[Short problem] Transcribe the records below exactly, leaving out any pictures.

[Data listing]
┄┄┄┄┄┄┄┄┄┄
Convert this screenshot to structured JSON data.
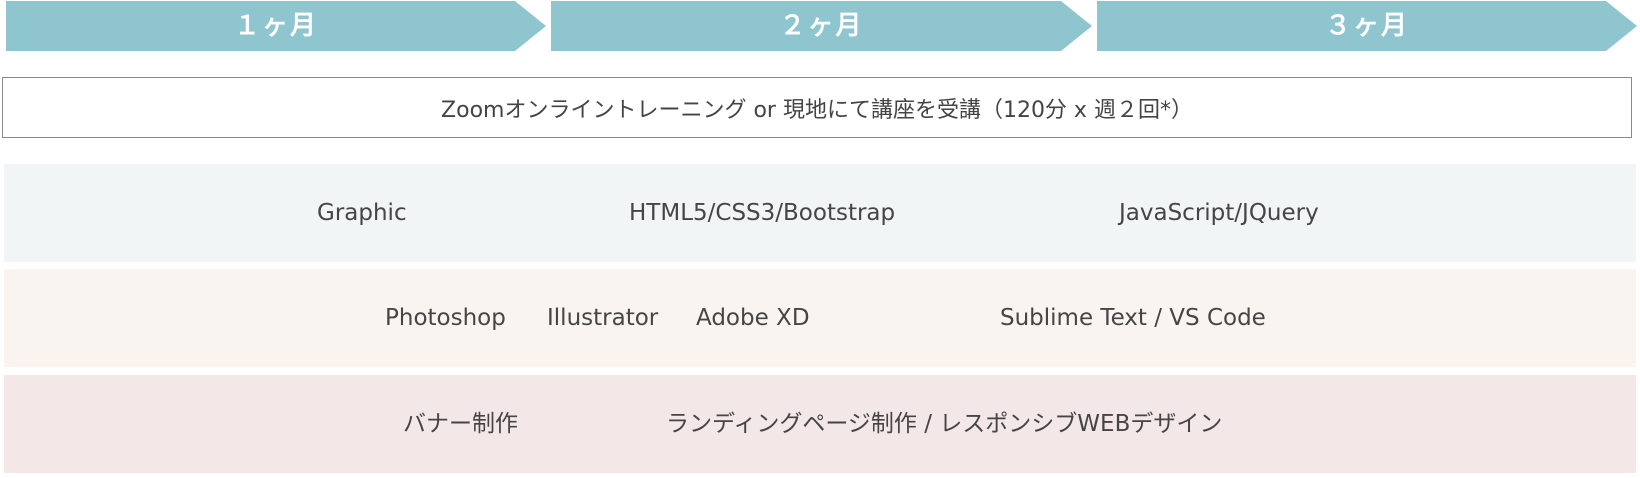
{
  "timeline": {
    "color": "#8ec5cf",
    "months": [
      "１ヶ月",
      "２ヶ月",
      "３ヶ月"
    ]
  },
  "method": {
    "text": "Zoomオンライントレーニング or  現地にて講座を受講（120分 x 週２回*）"
  },
  "rows": [
    {
      "background": "#f1f5f5",
      "items": [
        "Graphic",
        "HTML5/CSS3/Bootstrap",
        "JavaScript/JQuery"
      ]
    },
    {
      "background": "#f9f4ef",
      "items": [
        "Photoshop",
        "Illustrator",
        "Adobe XD",
        "Sublime Text / VS Code"
      ]
    },
    {
      "background": "#f4e7e8",
      "items": [
        "バナー制作",
        "ランディングページ制作 / レスポンシブWEBデザイン"
      ]
    }
  ]
}
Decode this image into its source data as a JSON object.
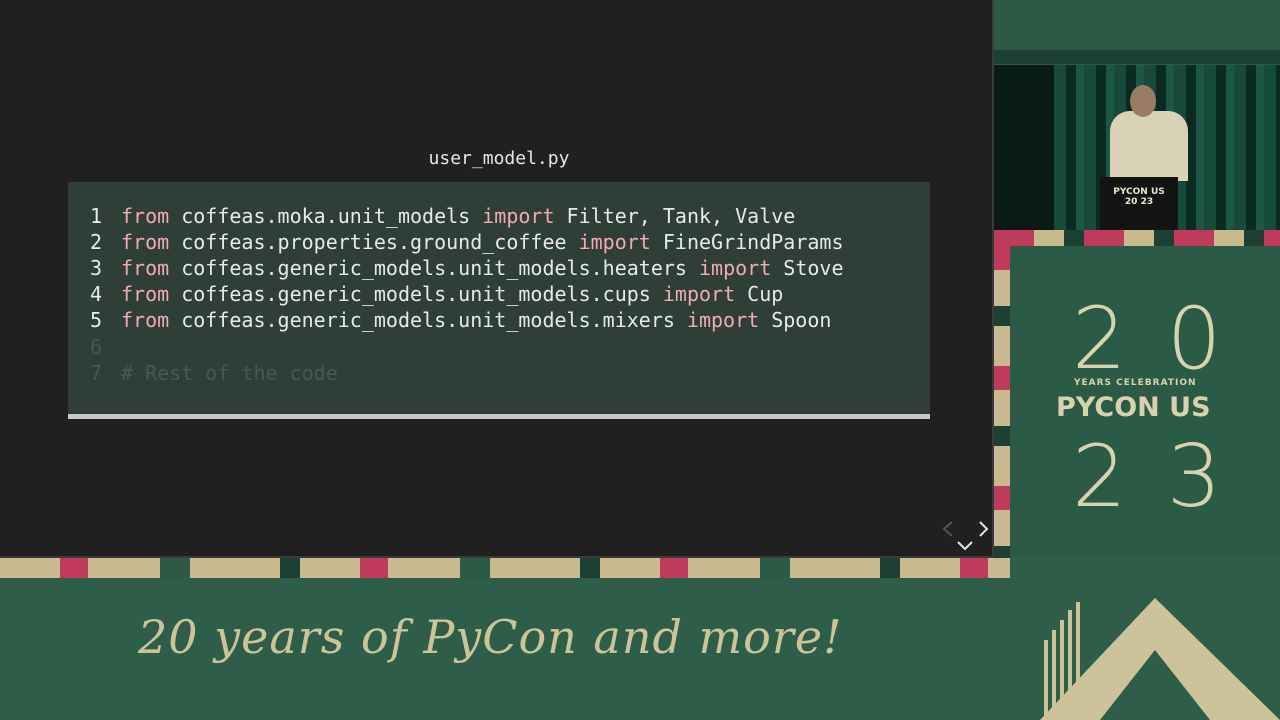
{
  "slide": {
    "filename": "user_model.py",
    "code_lines": [
      {
        "num": "1",
        "from": "from",
        "module": " coffeas.moka.unit_models ",
        "import": "import",
        "names": " Filter, Tank, Valve"
      },
      {
        "num": "2",
        "from": "from",
        "module": " coffeas.properties.ground_coffee ",
        "import": "import",
        "names": " FineGrindParams"
      },
      {
        "num": "3",
        "from": "from",
        "module": " coffeas.generic_models.unit_models.heaters ",
        "import": "import",
        "names": " Stove"
      },
      {
        "num": "4",
        "from": "from",
        "module": " coffeas.generic_models.unit_models.cups ",
        "import": "import",
        "names": " Cup"
      },
      {
        "num": "5",
        "from": "from",
        "module": " coffeas.generic_models.unit_models.mixers ",
        "import": "import",
        "names": " Spoon"
      }
    ],
    "faded_lines": [
      {
        "num": "6",
        "text": ""
      },
      {
        "num": "7",
        "text": "# Rest of the code"
      }
    ]
  },
  "branding": {
    "year_top": "20",
    "years_celebration": "YEARS CELEBRATION",
    "conference": "PYCON US",
    "year_bottom": "23",
    "podium_label": "PYCON US",
    "podium_year": "20 23",
    "tagline": "20 years of PyCon and more!"
  },
  "colors": {
    "slide_bg": "#202020",
    "code_bg": "#2f3f38",
    "keyword": "#f0a9b8",
    "brand_green": "#2b5a47",
    "brand_cream": "#d9d1b0",
    "brand_pink": "#c03a5c"
  },
  "icons": {
    "prev": "chevron-left-icon",
    "next": "chevron-right-icon",
    "down": "chevron-down-icon"
  }
}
┄┄┄┄┄┄┄┄┄┄
[Reply]
Convert this screenshot to structured JSON data.
{
  "timeline": {
    "color": "#8ec5cf",
    "months": [
      "１ヶ月",
      "２ヶ月",
      "３ヶ月"
    ]
  },
  "method": {
    "text": "Zoomオンライントレーニング or  現地にて講座を受講（120分 x 週２回*）"
  },
  "rows": [
    {
      "background": "#f1f5f5",
      "items": [
        "Graphic",
        "HTML5/CSS3/Bootstrap",
        "JavaScript/JQuery"
      ]
    },
    {
      "background": "#f9f4ef",
      "items": [
        "Photoshop",
        "Illustrator",
        "Adobe XD",
        "Sublime Text / VS Code"
      ]
    },
    {
      "background": "#f4e7e8",
      "items": [
        "バナー制作",
        "ランディングページ制作 / レスポンシブWEBデザイン"
      ]
    }
  ]
}
Decode this image into its source data as a JSON object.
{
  "slide": {
    "filename": "user_model.py",
    "code_lines": [
      {
        "num": "1",
        "from": "from",
        "module": " coffeas.moka.unit_models ",
        "import": "import",
        "names": " Filter, Tank, Valve"
      },
      {
        "num": "2",
        "from": "from",
        "module": " coffeas.properties.ground_coffee ",
        "import": "import",
        "names": " FineGrindParams"
      },
      {
        "num": "3",
        "from": "from",
        "module": " coffeas.generic_models.unit_models.heaters ",
        "import": "import",
        "names": " Stove"
      },
      {
        "num": "4",
        "from": "from",
        "module": " coffeas.generic_models.unit_models.cups ",
        "import": "import",
        "names": " Cup"
      },
      {
        "num": "5",
        "from": "from",
        "module": " coffeas.generic_models.unit_models.mixers ",
        "import": "import",
        "names": " Spoon"
      }
    ],
    "faded_lines": [
      {
        "num": "6",
        "text": ""
      },
      {
        "num": "7",
        "text": "# Rest of the code"
      }
    ]
  },
  "branding": {
    "year_top": "20",
    "years_celebration": "YEARS CELEBRATION",
    "conference": "PYCON US",
    "year_bottom": "23",
    "podium_label": "PYCON US",
    "podium_year": "20 23",
    "tagline": "20 years of PyCon and more!"
  },
  "colors": {
    "slide_bg": "#202020",
    "code_bg": "#2f3f38",
    "keyword": "#f0a9b8",
    "brand_green": "#2b5a47",
    "brand_cream": "#d9d1b0",
    "brand_pink": "#c03a5c"
  },
  "icons": {
    "prev": "chevron-left-icon",
    "next": "chevron-right-icon",
    "down": "chevron-down-icon"
  }
}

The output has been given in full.